EXERCISE TASK >> List each line of the data that holds the string "Medical", please.

MATERIAL FOR THIS TASK >>
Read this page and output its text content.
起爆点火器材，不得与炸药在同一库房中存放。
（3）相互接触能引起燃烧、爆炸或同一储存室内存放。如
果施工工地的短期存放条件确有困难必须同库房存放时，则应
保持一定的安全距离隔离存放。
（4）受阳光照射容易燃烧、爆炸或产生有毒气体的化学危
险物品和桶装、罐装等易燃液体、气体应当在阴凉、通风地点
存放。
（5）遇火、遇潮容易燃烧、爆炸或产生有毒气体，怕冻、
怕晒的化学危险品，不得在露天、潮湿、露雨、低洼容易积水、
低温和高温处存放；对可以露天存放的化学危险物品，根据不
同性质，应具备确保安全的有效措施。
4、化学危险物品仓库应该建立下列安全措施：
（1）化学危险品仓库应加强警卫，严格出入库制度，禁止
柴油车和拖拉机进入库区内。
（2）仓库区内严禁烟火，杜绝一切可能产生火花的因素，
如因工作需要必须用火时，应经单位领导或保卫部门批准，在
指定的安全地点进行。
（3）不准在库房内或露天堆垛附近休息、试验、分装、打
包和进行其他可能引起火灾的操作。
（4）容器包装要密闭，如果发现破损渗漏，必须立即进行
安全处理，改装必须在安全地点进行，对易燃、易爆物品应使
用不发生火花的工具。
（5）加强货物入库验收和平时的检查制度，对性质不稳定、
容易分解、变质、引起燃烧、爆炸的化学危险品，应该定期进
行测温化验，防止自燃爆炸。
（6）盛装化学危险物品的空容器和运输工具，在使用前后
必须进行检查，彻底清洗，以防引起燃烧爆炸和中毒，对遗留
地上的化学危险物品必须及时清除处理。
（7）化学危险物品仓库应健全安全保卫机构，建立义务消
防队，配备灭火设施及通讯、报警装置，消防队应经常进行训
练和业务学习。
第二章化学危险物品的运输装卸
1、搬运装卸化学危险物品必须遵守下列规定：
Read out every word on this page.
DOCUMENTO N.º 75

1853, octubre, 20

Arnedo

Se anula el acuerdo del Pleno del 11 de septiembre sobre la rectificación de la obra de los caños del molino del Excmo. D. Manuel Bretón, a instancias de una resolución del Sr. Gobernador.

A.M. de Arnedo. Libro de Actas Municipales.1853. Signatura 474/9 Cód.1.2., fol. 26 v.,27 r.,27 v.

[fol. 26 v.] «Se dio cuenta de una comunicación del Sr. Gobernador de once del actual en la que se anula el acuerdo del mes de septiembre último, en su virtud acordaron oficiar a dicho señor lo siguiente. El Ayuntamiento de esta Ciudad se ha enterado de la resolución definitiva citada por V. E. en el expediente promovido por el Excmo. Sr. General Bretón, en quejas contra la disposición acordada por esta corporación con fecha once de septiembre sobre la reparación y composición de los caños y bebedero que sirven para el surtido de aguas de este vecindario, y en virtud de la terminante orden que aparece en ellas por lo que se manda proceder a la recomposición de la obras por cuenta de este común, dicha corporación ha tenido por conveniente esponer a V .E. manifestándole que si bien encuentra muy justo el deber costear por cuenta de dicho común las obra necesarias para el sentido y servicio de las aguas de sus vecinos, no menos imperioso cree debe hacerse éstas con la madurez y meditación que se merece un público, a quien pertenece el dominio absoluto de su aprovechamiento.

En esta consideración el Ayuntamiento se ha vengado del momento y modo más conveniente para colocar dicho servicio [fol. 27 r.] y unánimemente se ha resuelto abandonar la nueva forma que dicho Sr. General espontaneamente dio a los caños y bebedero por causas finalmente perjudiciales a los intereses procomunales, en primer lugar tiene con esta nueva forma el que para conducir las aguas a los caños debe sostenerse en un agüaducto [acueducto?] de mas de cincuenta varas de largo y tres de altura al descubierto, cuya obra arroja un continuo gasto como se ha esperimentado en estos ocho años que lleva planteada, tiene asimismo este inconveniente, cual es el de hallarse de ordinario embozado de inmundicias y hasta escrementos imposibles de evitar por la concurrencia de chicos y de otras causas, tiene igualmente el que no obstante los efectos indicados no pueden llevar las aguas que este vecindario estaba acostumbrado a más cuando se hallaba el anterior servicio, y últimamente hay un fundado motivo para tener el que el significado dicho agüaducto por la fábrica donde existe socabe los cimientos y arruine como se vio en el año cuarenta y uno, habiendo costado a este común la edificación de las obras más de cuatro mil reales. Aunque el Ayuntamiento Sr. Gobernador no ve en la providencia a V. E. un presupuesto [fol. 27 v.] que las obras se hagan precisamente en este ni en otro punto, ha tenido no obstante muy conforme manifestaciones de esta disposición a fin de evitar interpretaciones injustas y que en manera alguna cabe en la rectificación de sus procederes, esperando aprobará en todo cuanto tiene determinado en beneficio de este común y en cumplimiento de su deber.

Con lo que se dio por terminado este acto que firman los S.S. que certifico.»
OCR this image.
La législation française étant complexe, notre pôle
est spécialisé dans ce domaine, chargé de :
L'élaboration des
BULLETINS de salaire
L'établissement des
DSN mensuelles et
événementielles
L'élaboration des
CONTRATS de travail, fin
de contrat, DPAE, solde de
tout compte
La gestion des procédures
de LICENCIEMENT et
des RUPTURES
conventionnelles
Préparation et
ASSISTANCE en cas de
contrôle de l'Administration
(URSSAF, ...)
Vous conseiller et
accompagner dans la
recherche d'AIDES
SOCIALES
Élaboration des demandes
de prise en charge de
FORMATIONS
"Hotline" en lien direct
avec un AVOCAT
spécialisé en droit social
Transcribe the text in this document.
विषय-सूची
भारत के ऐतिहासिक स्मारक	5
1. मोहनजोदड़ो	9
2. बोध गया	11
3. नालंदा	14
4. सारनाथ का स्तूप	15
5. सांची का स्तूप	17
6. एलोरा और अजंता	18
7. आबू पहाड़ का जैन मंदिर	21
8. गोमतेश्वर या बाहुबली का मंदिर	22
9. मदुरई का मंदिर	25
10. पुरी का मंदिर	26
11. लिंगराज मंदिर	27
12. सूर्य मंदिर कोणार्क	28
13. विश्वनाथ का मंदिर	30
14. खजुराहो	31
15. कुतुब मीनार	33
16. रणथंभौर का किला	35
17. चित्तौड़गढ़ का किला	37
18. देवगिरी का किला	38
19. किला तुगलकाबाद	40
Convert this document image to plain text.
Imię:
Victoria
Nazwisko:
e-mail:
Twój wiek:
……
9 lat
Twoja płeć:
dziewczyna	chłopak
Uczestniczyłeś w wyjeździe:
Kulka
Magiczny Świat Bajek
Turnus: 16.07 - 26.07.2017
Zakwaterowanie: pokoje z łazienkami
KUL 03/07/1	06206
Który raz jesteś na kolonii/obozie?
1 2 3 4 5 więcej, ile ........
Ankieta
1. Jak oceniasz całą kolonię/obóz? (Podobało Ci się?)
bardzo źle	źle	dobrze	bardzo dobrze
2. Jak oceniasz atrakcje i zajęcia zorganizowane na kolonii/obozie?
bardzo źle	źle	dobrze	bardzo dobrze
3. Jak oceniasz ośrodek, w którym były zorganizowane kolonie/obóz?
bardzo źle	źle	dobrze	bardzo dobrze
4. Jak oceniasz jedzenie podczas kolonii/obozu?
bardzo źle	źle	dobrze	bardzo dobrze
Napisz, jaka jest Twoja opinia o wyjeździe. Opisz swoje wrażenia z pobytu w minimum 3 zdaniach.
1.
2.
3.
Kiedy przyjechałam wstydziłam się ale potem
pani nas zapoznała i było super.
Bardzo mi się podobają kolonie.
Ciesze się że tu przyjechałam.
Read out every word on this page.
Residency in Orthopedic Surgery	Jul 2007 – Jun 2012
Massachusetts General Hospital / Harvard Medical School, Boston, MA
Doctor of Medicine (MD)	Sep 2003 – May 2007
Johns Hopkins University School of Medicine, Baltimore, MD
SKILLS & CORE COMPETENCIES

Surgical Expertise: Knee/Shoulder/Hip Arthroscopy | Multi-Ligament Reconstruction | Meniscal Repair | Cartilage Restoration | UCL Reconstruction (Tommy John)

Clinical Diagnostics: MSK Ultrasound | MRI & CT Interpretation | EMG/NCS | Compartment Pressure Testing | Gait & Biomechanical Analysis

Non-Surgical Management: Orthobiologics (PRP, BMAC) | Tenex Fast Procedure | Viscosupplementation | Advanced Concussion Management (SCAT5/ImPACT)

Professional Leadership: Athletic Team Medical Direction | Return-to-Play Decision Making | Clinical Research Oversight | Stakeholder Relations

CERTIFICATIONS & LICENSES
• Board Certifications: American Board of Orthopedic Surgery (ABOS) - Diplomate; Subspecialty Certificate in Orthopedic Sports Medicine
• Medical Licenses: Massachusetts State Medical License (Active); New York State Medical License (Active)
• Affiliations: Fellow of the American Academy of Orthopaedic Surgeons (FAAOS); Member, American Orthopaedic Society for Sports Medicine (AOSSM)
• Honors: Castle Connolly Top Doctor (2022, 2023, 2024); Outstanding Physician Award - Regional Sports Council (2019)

FINAL ANSWER >>
Massachusetts General Hospital / Harvard Medical School, Boston, MA
Professional Leadership: Athletic Team Medical Direction | Return-to-Play Decision Making | Clinical Research Oversight | Stakeholder Relations
• Medical Licenses: Massachusetts State Medical License (Active); New York State Medical License (Active)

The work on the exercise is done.